» Problem: Scan the records and identify every line in which the string "title" occurs, then return those lines.

» The records:
/---
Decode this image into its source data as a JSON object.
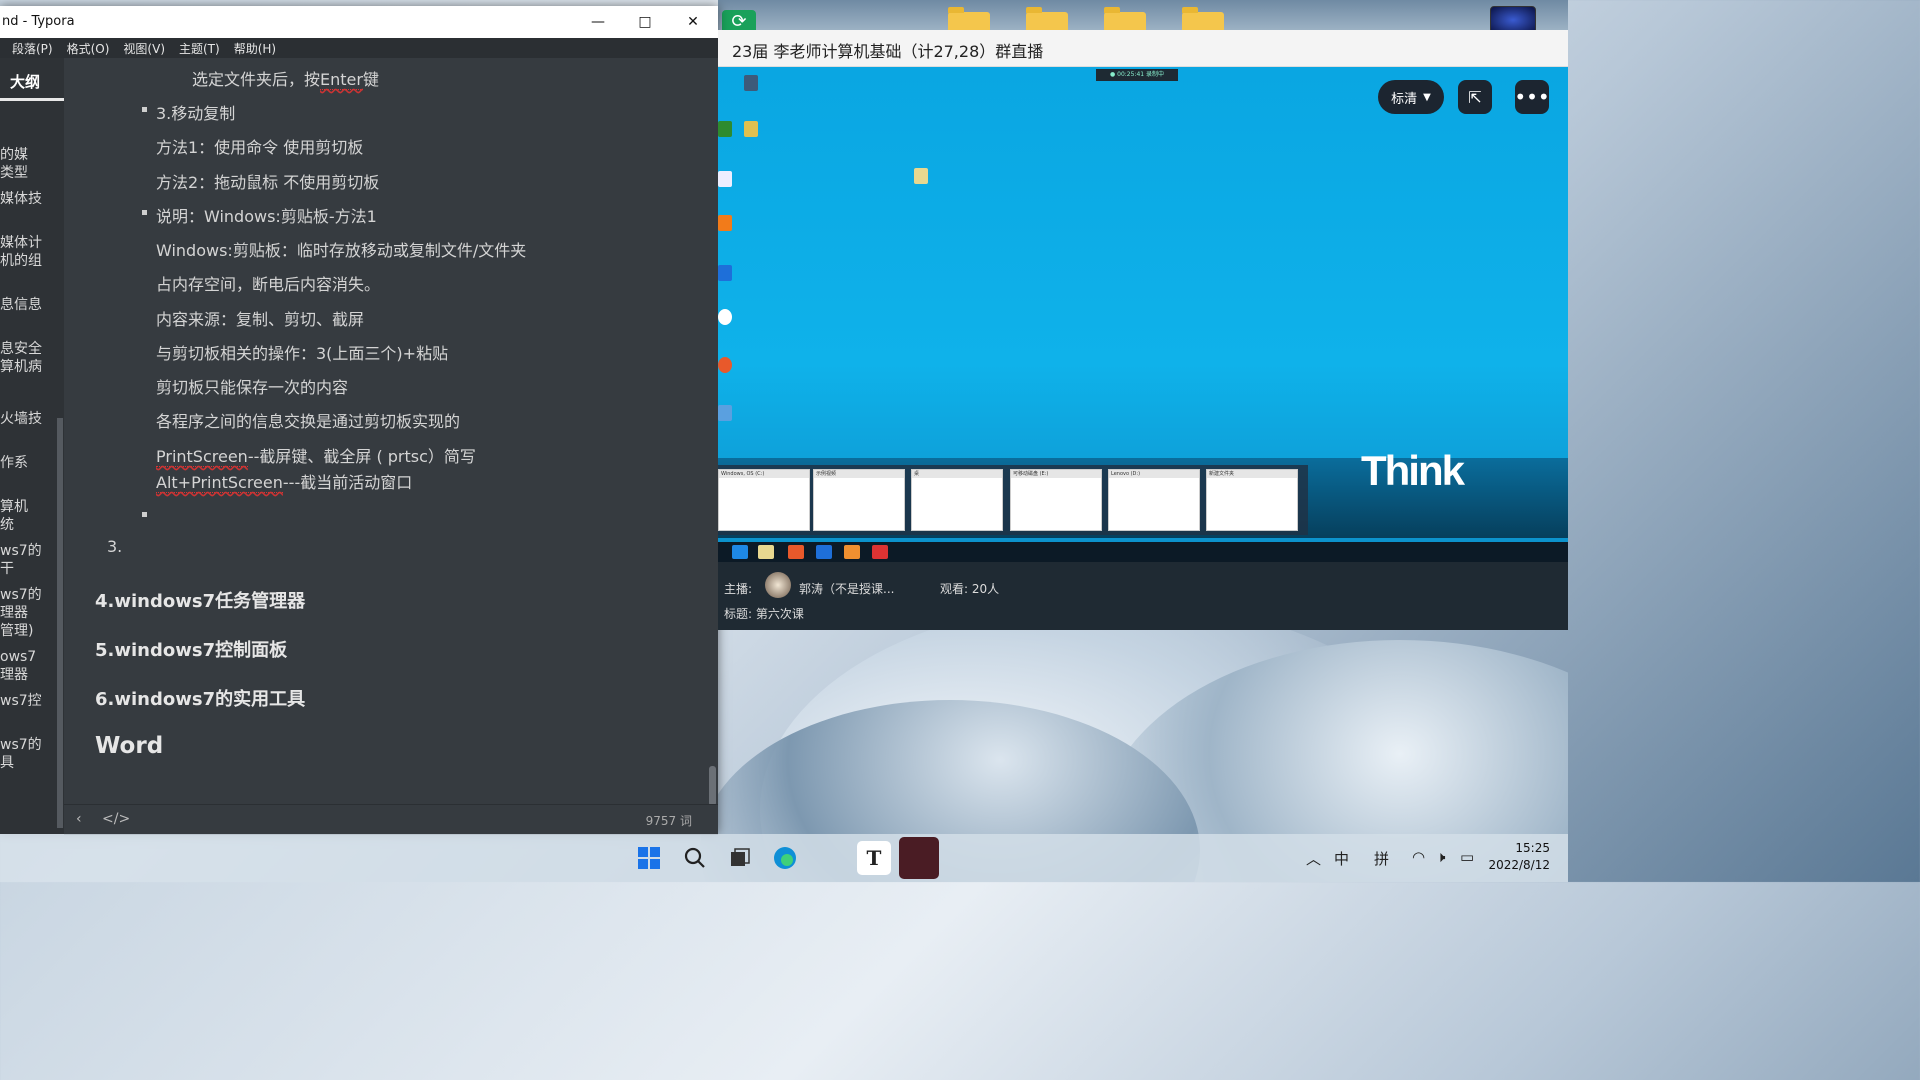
{
  "typora": {
    "title": "nd - Typora",
    "menu": [
      "段落(P)",
      "格式(O)",
      "视图(V)",
      "主题(T)",
      "帮助(H)"
    ],
    "outline_tab": "大纲",
    "outline_items": [
      "的媒\n类型",
      "媒体技",
      "媒体计\n机的组",
      "息信息",
      "息安全\n算机病",
      "火墙技",
      "作系",
      "算机\n统",
      "ws7的\n干",
      "ws7的\n理器\n管理)",
      "ows7\n理器",
      "ws7控",
      "ws7的\n具"
    ],
    "content": {
      "l1": "选定文件夹后，按",
      "l1b": "Enter",
      "l1c": "键",
      "b1": "3.移动复制",
      "m1": "方法1：使用命令  使用剪切板",
      "m2": "方法2：拖动鼠标 不使用剪切板",
      "b2": "说明：Windows:剪贴板-方法1",
      "p1": "Windows:剪贴板：临时存放移动或复制文件/文件夹",
      "p2": "占内存空间，断电后内容消失。",
      "p3": "内容来源：复制、剪切、截屏",
      "p4": "与剪切板相关的操作：3(上面三个)+粘贴",
      "p5": "剪切板只能保存一次的内容",
      "p6": "各程序之间的信息交换是通过剪切板实现的",
      "p7a": "PrintScreen",
      "p7b": "--截屏键、截全屏 ( prtsc）简写",
      "p8a": "Alt+PrintScreen",
      "p8b": "---截当前活动窗口",
      "num3": "3.",
      "h4_1": "4.windows7任务管理器",
      "h4_2": "5.windows7控制面板",
      "h4_3": "6.windows7的实用工具",
      "h2": "Word"
    },
    "word_count": "9757 词"
  },
  "live": {
    "title": "23届 李老师计算机基础（计27,28）群直播",
    "quality": "标清",
    "host_label": "主播:",
    "host_name": "郭涛（不是授课...",
    "viewers": "观看: 20人",
    "topic": "标题: 第六次课",
    "think_logo": "Think",
    "thumbs": [
      "Windows, OS (C:)",
      "示例视频",
      "桌",
      "可移动磁盘 (E:)",
      "Lenovo (D:)",
      "新建文件夹"
    ]
  },
  "taskbar": {
    "ime_cn": "中",
    "ime_pin": "拼",
    "time": "15:25",
    "date": "2022/8/12",
    "typora_letter": "T"
  }
}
\---
» Task answer:
    "title": "nd - Typora",
    "title": "23届 李老师计算机基础（计27,28）群直播",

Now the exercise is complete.